> [WHAT THE TASK REQUIRES] Provide a single number: the count of lines containing the string "τους".

(Excerpt from a dataset)
╔══

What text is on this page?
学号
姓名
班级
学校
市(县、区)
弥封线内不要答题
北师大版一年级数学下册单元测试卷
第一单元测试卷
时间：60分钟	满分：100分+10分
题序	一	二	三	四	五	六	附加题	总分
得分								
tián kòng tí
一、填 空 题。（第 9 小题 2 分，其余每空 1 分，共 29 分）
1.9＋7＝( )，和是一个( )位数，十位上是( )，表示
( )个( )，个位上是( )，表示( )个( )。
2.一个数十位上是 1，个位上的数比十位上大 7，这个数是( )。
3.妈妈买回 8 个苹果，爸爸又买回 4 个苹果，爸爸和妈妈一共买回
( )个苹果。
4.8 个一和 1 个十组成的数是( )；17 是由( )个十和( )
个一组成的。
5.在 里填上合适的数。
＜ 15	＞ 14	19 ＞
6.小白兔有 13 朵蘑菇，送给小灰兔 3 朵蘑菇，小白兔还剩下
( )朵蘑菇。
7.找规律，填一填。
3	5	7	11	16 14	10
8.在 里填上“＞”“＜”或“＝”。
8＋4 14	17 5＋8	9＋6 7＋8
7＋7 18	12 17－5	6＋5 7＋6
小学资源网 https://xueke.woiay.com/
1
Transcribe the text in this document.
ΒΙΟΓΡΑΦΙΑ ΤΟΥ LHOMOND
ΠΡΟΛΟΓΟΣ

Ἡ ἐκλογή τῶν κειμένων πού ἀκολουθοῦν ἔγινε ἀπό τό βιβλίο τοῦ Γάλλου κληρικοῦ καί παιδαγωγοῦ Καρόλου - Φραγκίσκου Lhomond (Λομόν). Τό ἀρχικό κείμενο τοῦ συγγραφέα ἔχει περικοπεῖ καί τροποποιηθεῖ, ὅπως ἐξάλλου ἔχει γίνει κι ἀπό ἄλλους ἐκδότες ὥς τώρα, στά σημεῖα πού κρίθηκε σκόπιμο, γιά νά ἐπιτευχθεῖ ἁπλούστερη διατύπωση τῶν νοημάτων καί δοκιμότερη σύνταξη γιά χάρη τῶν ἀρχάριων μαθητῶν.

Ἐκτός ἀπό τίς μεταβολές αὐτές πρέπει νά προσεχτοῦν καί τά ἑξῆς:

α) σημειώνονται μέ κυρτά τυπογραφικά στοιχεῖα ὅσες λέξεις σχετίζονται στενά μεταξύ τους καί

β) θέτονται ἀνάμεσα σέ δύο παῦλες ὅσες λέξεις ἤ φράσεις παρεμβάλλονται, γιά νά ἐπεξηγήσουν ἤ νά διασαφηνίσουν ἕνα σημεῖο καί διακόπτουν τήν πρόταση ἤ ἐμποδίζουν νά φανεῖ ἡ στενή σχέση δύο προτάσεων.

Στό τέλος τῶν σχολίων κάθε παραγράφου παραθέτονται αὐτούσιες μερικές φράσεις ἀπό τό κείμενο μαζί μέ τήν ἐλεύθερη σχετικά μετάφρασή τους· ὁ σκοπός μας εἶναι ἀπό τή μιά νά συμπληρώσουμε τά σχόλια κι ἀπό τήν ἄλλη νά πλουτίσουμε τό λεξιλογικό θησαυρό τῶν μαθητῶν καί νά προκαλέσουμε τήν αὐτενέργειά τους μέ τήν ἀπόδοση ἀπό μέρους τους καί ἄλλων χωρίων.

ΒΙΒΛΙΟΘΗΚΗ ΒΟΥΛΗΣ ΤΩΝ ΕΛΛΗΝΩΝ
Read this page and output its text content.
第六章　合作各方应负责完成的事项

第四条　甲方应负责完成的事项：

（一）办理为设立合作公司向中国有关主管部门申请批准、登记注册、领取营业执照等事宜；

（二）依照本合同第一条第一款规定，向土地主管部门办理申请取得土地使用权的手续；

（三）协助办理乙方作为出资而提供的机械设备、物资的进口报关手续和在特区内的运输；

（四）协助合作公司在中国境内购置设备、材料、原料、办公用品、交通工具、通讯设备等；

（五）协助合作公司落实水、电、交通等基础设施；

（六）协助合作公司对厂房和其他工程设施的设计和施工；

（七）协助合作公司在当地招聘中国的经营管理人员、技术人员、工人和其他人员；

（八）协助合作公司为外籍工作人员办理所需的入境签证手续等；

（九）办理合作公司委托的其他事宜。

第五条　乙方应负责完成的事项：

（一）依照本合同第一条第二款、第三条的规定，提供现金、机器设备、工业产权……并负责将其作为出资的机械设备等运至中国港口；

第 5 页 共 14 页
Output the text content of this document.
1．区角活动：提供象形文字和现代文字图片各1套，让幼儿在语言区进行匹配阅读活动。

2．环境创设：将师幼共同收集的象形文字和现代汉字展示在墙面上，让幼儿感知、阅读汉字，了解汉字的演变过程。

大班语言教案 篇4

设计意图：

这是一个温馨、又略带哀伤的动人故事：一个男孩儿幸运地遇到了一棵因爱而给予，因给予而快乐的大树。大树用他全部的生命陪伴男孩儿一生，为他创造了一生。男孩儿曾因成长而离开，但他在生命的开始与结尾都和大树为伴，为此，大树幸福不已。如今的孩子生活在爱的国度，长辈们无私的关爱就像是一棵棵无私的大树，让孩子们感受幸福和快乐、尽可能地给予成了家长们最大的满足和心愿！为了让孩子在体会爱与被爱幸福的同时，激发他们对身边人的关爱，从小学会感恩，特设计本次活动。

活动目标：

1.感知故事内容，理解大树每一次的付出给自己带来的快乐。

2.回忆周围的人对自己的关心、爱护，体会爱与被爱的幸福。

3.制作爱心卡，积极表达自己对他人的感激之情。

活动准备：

╚══

> [REPLY TO THE EXERCISE] 2